::: Entries supplied :::

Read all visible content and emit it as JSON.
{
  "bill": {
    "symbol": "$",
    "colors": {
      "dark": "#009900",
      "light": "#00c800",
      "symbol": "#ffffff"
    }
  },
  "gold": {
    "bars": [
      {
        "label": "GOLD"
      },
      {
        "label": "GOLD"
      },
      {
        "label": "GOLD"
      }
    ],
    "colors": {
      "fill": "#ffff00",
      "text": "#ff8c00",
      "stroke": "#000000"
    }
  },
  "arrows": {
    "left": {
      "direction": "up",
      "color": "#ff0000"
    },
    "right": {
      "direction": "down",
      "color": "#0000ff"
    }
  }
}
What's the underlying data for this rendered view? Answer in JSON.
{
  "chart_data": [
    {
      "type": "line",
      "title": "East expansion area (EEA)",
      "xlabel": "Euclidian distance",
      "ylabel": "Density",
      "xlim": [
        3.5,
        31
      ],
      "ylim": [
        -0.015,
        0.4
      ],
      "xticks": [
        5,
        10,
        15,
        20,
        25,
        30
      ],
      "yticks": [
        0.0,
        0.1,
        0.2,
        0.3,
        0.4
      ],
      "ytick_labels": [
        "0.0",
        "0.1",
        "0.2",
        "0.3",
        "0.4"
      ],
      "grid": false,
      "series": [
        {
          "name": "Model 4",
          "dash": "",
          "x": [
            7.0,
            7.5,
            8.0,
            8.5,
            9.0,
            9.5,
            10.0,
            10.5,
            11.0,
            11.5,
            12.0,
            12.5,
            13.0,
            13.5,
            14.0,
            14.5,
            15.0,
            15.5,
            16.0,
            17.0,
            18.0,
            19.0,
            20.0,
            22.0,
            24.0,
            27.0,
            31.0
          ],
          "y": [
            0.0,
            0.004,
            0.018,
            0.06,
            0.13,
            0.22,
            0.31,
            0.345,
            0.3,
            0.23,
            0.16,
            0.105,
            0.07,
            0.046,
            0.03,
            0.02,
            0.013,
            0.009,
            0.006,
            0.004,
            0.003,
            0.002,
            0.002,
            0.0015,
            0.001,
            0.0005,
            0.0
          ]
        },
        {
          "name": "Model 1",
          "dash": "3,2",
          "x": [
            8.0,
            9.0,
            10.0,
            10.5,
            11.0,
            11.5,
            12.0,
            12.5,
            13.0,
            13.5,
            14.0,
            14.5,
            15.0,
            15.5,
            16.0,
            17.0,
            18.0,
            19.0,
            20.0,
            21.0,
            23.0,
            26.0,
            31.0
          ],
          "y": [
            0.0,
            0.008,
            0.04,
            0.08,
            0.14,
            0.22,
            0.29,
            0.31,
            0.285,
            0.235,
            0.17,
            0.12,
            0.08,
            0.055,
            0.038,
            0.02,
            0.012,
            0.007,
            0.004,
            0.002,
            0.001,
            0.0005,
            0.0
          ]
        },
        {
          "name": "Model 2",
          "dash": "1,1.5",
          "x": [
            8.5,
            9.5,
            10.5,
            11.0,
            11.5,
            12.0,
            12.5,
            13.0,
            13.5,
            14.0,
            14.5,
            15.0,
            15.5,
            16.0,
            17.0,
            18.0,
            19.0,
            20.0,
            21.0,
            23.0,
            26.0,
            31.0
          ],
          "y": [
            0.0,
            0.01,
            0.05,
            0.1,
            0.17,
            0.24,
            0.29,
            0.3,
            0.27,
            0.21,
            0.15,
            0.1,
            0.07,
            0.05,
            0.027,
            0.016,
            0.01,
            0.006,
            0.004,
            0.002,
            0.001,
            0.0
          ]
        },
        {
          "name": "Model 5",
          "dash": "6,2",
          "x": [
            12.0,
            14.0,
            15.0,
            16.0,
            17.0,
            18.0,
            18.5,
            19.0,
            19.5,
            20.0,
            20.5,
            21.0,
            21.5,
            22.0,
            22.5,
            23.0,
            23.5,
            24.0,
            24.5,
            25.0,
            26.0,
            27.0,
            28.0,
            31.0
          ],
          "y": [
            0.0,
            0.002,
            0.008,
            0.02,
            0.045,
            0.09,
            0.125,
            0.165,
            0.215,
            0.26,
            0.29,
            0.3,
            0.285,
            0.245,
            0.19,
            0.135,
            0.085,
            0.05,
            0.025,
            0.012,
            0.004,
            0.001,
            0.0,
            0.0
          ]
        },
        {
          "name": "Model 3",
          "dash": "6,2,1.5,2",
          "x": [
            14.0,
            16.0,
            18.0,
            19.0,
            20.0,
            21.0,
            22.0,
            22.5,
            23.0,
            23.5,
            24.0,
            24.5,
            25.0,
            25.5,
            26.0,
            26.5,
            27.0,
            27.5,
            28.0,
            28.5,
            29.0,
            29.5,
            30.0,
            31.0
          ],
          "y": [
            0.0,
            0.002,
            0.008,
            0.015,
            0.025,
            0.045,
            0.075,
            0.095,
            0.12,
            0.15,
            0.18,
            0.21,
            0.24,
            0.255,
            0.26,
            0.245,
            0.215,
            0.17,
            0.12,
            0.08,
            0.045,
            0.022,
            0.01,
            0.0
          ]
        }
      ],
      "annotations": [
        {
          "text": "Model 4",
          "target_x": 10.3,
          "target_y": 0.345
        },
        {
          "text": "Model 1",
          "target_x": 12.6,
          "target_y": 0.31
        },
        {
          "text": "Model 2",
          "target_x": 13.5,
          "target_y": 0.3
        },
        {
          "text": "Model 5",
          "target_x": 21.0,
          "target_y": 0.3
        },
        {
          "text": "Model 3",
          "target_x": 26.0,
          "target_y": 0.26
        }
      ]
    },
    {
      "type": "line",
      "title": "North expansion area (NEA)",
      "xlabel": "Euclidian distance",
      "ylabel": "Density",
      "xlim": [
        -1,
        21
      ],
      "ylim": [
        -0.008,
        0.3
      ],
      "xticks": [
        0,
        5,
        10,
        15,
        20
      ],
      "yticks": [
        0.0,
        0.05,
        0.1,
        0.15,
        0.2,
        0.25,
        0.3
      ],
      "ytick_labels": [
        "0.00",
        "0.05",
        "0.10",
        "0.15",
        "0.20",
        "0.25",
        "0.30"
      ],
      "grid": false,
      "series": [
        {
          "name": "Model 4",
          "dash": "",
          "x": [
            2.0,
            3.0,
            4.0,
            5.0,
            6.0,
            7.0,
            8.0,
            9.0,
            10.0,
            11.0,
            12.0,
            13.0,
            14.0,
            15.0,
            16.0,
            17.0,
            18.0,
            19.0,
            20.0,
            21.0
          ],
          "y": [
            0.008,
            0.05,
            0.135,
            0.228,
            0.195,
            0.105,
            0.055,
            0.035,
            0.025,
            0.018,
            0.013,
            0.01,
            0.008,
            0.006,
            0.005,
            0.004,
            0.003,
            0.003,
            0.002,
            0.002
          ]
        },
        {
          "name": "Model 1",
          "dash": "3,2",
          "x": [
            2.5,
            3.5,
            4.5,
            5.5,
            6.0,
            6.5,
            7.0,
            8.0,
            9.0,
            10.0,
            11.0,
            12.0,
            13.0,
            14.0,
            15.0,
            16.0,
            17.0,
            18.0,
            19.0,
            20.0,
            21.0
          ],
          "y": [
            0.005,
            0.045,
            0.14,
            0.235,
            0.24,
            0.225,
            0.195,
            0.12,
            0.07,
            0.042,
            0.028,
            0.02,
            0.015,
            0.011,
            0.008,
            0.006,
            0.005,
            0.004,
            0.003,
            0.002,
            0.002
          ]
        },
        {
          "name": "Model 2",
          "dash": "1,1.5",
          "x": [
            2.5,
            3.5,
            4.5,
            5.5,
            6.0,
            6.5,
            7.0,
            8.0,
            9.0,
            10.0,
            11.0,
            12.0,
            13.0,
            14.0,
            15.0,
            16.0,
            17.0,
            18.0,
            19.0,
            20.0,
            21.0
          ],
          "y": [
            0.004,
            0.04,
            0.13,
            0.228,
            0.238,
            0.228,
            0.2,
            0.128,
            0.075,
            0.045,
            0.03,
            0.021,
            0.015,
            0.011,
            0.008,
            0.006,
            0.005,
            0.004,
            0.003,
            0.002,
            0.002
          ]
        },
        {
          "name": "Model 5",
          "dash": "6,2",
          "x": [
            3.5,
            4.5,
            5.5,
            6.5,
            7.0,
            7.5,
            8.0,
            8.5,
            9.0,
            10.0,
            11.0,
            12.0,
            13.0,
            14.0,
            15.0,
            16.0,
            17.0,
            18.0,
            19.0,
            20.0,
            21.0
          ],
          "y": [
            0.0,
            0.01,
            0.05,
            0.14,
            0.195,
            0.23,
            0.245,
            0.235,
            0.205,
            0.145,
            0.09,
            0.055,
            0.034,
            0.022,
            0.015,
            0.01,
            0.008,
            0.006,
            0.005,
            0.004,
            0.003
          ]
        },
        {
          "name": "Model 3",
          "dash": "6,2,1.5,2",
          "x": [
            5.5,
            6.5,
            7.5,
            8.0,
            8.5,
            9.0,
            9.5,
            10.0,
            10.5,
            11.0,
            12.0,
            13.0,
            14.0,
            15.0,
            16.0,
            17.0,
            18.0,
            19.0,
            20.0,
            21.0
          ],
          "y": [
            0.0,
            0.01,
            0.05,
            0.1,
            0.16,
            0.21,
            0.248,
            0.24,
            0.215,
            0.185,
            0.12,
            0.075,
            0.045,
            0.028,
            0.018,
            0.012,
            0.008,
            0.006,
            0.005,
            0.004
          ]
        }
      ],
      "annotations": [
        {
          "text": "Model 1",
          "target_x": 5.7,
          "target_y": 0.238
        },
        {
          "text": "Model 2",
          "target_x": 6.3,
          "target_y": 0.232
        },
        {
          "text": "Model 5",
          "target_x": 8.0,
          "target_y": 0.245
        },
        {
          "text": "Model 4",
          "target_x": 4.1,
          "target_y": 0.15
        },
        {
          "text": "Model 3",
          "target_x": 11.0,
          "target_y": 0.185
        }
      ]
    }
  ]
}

:::

Direction:
Look through the data and show every line containing "expansion".

Written answer:
      "title": "East expansion area (EEA)",
      "title": "North expansion area (NEA)",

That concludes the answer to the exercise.